Coté cour il n’y a pas de rue, donc il n’y a pas de passage bruyant d’automobiles ou de corps civiques. En revanche, coté cour, il y a une cour et dans la cour coté cour, il y a chaque soir un cour de danses populaires au son d’un orchestre qui commence sa musique à peu près en plein milieu de notre spectacle. La qualité de non- silence est alors à son comble. Bol, hier c’était du swing et ils ont baissé la sono. Le spectacle n’a pas été gêné.
Lundi, c’est l’orchestre de musique cubaine qui revient et il va falloir négocier serré.
Dans la cour coté cour, elle court elle court la musique. Ça nous laisse un peu court pour entendre le souffle des artistes. Espérons qu’on entendra leur âme, ça fera moins de bruit. Et alors ? Le spectacle marche très bien dans la version sans le trampoline. Particulièrement hier, les artistes ont intégré l’ensemble du spectacle, comme il est aujourd’hui, et cela s’est traduit par de subtils déplacements d’énergie. Tout était réellement à la bonne place.
A part le fait que notre show est à la place des cornichons dans un sandwich de décibels, le reste marche bien. Le bruit est sûrement un facteur habituel dans ce patelin.
On va pas gueuler, on a voulu venir, on y est !
La cour où jouent ces orchestres qui nous cassent les burnes et les oreilles chaque soir est dessinée par les façades des trois grandes salles d’opéra du Lincoln Center : le "Métropolitain Opéra", le "Avery Fischer Hall" et le "New York State Théâtre". Par les fenêtres du Métropolitain Opéra, on voit deux immenses toiles de Chagall.
C’est très émouvant.
Chagall nous a donné envie de faire du cirque……
Atchao à demain.

Bernard Kudlak

New York, le 16 juillet 2001

Bernard, Robert et Jean-Marie
Les mêmes, plus Alain et Michèle

Aujourd’hui, Central Park.
En fait on y est allé hier. Mais aujourd’hui aussi, en vrai, on y va tous les jours, on est pas sérieux quand on a quarante sept ans et qu’il y a des tilleuls sur la promenade….

------

_Objectif_
Extrais mot pour mot du texte sur le spectacle à New York le passage allant de « A part le fait » jusqu'à « venir, on y est ! ». La liste ci-dessous n'a aucun lien avec le texte sur le spectacle à New York.

(Listes des éléments et des régions)
------

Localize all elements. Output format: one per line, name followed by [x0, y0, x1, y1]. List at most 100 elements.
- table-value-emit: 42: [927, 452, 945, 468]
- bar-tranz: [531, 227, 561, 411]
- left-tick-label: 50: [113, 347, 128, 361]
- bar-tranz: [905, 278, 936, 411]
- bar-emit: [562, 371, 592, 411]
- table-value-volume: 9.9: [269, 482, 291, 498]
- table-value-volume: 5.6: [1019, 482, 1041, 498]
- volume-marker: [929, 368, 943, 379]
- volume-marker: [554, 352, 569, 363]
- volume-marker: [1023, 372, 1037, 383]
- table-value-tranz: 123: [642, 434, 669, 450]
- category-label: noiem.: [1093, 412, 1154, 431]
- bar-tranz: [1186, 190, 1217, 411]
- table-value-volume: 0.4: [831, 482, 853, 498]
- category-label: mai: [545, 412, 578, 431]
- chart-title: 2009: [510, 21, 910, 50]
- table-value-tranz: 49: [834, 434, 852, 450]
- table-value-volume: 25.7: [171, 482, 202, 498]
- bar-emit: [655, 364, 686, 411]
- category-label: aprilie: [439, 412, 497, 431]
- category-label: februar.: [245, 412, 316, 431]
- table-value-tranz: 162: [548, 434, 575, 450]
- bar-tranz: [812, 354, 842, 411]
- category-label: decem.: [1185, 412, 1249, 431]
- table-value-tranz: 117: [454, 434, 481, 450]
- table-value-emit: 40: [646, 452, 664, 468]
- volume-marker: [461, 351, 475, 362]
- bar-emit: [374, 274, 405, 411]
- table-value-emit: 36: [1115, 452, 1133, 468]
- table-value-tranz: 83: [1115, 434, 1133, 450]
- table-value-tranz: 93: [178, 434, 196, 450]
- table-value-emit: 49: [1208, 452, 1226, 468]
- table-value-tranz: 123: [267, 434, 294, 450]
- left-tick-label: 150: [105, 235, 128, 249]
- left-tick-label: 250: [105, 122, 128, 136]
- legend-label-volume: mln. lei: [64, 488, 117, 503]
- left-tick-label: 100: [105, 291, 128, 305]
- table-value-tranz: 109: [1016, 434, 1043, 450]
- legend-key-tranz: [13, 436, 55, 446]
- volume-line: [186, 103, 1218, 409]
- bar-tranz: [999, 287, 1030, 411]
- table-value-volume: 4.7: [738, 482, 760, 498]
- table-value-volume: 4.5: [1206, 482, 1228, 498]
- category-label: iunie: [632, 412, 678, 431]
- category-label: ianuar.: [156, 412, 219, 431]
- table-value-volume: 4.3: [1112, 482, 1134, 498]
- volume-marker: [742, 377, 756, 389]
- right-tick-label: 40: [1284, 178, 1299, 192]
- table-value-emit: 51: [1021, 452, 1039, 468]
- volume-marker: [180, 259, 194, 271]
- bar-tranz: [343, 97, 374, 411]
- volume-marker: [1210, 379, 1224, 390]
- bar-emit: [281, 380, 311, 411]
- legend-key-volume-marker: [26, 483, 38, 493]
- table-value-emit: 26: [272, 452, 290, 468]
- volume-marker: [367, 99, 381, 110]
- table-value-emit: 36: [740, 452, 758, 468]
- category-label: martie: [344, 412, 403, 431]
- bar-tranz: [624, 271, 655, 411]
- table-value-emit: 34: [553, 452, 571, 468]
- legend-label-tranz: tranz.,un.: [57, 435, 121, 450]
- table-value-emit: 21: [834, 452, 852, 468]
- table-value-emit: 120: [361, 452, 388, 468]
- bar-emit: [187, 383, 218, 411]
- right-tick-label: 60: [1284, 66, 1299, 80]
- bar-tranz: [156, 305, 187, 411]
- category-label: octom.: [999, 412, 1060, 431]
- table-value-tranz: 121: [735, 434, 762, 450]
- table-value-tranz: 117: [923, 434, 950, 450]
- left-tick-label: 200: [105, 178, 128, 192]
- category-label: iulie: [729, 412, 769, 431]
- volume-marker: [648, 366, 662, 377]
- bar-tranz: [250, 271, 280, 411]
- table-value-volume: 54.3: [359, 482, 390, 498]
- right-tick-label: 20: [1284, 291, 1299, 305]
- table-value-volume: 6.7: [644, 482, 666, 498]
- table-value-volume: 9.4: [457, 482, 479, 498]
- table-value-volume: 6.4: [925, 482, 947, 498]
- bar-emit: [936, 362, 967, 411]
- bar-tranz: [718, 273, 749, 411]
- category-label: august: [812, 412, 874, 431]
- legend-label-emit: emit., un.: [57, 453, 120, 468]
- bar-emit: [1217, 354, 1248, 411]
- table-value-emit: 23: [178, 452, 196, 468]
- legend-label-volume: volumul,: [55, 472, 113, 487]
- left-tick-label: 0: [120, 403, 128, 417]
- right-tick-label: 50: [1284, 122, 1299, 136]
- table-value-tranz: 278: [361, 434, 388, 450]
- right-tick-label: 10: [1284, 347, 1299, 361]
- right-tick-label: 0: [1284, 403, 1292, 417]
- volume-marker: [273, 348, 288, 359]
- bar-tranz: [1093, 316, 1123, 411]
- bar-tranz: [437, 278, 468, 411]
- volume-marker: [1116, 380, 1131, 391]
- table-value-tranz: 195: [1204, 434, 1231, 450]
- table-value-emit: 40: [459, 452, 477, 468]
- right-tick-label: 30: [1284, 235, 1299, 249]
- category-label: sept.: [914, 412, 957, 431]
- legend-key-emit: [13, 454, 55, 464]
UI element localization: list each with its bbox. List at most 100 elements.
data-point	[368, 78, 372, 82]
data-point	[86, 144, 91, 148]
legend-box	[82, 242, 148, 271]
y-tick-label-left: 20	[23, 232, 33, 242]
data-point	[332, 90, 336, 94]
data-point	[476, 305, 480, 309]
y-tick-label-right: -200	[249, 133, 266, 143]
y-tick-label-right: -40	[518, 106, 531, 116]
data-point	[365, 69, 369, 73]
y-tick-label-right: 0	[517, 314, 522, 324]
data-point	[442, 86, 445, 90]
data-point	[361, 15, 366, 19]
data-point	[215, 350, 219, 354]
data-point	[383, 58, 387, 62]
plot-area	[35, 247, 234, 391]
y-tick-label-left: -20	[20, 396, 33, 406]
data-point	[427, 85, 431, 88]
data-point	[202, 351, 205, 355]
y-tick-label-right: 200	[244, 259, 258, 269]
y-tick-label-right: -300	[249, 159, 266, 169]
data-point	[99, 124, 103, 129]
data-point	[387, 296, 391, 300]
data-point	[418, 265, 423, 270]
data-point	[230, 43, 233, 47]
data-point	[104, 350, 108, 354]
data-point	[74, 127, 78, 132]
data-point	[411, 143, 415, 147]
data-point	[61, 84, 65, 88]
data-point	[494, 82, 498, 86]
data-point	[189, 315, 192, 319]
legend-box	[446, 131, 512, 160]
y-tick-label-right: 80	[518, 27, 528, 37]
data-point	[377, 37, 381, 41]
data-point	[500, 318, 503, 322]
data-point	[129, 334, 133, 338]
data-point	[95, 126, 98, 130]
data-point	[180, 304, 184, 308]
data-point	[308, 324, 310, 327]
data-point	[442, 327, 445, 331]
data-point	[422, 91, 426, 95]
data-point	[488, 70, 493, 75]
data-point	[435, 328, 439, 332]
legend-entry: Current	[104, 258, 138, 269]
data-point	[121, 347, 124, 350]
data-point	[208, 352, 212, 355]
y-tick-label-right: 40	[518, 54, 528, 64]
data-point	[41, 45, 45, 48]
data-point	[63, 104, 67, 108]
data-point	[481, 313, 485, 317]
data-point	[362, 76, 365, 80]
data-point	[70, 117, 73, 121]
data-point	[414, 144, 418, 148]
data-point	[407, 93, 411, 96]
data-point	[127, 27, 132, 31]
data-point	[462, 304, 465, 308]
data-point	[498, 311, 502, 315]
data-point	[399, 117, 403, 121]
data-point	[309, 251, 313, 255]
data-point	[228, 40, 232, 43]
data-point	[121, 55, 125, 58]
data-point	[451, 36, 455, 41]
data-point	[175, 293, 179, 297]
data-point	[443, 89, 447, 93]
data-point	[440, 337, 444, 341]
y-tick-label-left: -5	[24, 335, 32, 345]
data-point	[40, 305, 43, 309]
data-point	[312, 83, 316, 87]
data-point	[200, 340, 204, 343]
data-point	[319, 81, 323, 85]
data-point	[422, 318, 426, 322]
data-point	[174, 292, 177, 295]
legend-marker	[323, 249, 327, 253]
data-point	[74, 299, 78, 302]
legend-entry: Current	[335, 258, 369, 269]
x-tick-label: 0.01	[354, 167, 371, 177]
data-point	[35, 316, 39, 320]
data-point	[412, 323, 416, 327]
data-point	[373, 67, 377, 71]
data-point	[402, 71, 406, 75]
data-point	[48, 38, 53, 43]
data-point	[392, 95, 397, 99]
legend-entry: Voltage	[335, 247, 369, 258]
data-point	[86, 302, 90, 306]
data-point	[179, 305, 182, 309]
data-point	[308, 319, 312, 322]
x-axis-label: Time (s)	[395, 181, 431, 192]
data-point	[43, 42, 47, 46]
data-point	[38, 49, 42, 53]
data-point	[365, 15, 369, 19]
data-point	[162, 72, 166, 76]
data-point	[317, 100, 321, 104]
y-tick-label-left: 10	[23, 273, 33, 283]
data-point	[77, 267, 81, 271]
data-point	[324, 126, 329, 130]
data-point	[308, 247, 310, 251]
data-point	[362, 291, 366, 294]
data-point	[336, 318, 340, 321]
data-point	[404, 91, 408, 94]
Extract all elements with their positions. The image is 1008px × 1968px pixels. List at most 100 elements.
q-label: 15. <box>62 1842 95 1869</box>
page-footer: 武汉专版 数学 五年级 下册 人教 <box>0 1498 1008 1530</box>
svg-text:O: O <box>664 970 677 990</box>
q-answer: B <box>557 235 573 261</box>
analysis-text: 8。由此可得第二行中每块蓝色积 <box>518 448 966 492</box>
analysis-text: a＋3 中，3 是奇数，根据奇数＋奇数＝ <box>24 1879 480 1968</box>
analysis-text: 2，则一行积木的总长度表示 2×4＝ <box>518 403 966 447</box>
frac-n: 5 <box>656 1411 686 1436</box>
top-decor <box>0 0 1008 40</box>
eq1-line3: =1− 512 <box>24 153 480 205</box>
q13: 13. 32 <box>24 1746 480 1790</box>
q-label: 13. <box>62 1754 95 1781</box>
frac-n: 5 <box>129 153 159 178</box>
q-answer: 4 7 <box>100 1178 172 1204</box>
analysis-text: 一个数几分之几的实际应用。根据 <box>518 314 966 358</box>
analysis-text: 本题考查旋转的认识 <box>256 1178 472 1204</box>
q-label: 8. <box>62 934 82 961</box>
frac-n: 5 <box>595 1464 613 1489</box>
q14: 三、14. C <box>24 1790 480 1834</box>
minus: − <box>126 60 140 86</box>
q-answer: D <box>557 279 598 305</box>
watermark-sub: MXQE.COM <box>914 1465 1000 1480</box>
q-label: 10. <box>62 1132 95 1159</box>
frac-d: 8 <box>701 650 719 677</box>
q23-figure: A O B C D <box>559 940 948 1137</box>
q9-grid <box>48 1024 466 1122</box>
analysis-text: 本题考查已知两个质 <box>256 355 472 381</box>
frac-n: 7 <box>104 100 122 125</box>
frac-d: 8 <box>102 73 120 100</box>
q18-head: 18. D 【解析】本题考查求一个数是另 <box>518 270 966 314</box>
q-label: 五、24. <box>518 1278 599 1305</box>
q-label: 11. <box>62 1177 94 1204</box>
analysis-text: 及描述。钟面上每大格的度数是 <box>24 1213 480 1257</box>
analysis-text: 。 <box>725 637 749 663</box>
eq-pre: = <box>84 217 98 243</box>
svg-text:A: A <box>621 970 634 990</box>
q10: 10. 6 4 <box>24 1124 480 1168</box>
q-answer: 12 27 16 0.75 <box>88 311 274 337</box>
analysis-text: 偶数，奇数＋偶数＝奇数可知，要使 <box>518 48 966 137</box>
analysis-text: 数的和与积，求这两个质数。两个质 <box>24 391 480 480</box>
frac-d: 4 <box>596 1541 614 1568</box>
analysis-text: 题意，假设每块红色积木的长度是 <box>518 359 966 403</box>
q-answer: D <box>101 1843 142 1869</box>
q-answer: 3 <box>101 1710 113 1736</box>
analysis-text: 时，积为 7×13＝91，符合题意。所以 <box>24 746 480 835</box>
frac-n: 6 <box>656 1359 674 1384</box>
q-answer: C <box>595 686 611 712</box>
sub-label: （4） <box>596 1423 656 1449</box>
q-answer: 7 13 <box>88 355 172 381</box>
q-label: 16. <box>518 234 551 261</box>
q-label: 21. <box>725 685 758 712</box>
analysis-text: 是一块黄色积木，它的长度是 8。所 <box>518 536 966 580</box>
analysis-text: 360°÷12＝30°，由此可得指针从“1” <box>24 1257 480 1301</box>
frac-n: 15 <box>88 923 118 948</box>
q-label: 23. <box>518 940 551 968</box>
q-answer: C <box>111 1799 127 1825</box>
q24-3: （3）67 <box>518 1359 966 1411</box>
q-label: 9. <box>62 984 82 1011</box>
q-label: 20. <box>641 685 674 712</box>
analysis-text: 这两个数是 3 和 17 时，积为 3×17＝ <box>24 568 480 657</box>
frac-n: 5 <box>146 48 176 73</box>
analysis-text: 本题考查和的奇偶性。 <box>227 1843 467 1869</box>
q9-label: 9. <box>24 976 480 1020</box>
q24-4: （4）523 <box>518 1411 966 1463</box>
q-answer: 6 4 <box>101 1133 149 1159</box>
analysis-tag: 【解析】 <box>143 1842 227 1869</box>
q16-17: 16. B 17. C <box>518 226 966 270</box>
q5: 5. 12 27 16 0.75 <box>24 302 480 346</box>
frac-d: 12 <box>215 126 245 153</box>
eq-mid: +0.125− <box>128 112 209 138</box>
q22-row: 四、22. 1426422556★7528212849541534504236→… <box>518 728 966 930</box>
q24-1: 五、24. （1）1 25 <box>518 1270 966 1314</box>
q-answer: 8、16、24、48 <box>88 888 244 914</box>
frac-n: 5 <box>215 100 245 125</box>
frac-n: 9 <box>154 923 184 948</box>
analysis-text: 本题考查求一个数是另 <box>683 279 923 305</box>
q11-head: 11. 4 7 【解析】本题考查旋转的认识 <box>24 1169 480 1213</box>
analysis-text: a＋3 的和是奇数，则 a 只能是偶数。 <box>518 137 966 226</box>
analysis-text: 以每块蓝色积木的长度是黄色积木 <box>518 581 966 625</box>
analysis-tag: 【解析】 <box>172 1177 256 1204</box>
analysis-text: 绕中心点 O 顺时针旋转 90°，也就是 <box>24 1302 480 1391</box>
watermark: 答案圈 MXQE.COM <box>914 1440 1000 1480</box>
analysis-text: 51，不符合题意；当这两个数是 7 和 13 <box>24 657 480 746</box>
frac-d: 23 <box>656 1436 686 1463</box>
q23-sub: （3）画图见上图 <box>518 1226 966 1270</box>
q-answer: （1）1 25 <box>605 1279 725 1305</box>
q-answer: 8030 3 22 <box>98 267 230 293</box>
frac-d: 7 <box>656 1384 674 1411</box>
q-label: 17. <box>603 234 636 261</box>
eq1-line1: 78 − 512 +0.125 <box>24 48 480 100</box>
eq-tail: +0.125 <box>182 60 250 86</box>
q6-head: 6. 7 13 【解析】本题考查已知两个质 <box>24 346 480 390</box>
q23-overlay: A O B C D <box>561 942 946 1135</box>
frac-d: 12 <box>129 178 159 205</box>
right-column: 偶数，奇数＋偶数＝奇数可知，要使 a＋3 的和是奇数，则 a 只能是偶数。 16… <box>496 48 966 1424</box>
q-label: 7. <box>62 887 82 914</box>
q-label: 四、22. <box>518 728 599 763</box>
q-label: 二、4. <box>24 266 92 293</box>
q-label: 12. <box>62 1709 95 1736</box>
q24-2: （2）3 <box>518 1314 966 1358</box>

------

_Réponse au problème_
A part le fait que notre show est à la place des cornichons dans un sandwich de décibels, le reste marche bien. Le bruit est sûrement un facteur habituel dans ce patelin.
On va pas gueuler, on a voulu venir, on y est !